- **Source data**:
####

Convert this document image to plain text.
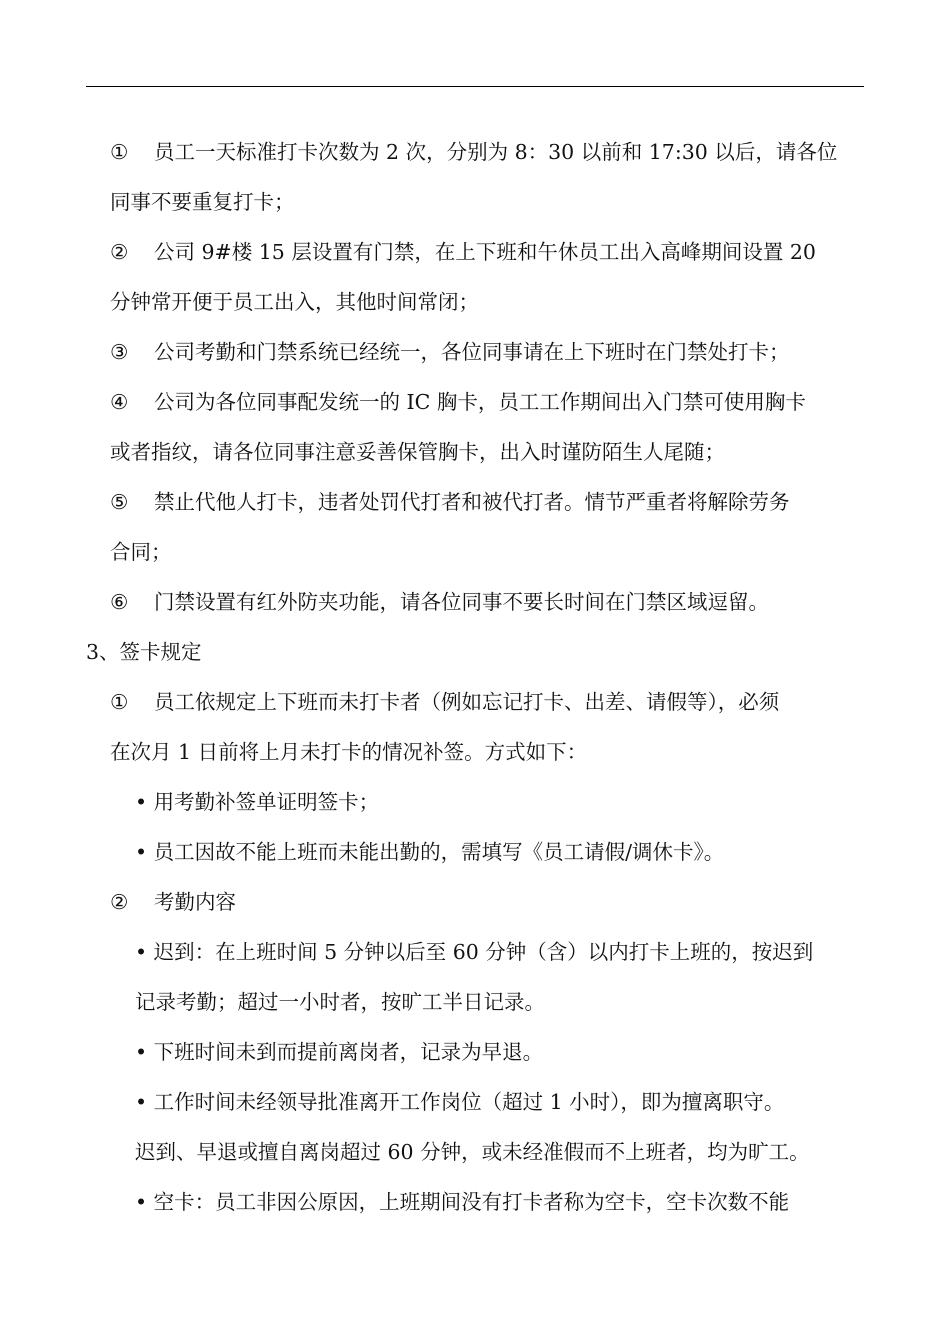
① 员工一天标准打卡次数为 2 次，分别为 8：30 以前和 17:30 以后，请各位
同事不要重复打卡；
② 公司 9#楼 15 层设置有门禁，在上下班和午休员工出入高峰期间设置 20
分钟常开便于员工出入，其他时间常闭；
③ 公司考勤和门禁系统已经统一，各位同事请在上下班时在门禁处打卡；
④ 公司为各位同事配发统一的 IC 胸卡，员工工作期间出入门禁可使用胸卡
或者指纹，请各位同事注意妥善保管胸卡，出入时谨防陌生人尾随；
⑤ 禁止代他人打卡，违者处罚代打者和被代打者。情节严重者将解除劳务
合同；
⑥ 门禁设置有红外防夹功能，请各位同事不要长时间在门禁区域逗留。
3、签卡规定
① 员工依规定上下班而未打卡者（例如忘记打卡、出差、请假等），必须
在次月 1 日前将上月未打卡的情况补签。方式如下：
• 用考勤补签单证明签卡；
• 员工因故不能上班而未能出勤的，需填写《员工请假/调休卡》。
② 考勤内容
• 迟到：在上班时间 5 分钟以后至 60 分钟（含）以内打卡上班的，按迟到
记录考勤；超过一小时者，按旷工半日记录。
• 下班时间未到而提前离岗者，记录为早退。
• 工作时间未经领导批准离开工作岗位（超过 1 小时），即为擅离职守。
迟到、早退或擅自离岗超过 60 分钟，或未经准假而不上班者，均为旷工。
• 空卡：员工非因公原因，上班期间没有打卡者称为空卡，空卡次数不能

####

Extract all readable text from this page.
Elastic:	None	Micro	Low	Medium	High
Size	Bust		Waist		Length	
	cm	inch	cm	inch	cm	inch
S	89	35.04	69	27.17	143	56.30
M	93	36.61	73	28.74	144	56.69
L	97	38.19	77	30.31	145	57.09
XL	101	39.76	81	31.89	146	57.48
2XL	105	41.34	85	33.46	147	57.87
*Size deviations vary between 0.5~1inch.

####

From the entries, report each line that includes the word "Size".

- **FINAL RESULT**:
Size	Bust		Waist		Length	
*Size deviations vary between 0.5~1inch.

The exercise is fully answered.